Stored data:
···
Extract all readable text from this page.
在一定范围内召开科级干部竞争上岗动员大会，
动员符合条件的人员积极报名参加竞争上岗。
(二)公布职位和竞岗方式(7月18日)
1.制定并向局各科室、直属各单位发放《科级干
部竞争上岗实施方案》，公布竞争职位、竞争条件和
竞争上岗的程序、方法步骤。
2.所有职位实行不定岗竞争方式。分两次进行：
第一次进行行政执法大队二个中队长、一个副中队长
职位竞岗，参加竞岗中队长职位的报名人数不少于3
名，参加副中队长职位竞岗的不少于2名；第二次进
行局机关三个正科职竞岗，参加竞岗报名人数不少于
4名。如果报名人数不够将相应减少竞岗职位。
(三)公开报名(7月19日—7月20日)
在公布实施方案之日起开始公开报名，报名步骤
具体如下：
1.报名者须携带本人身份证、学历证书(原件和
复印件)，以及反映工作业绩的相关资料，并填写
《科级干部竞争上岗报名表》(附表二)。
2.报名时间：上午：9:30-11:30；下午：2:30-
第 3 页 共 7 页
···
*WHAT IS NEEDED:* Make an exact copy of the material above.

*RESULT FOR THIS TASK:*
Extract all readable text from this page.
在一定范围内召开科级干部竞争上岗动员大会，
动员符合条件的人员积极报名参加竞争上岗。
(二)公布职位和竞岗方式(7月18日)
1.制定并向局各科室、直属各单位发放《科级干
部竞争上岗实施方案》，公布竞争职位、竞争条件和
竞争上岗的程序、方法步骤。
2.所有职位实行不定岗竞争方式。分两次进行：
第一次进行行政执法大队二个中队长、一个副中队长
职位竞岗，参加竞岗中队长职位的报名人数不少于3
名，参加副中队长职位竞岗的不少于2名；第二次进
行局机关三个正科职竞岗，参加竞岗报名人数不少于
4名。如果报名人数不够将相应减少竞岗职位。
(三)公开报名(7月19日—7月20日)
在公布实施方案之日起开始公开报名，报名步骤
具体如下：
1.报名者须携带本人身份证、学历证书(原件和
复印件)，以及反映工作业绩的相关资料，并填写
《科级干部竞争上岗报名表》(附表二)。
2.报名时间：上午：9:30-11:30；下午：2:30-
第 3 页 共 7 页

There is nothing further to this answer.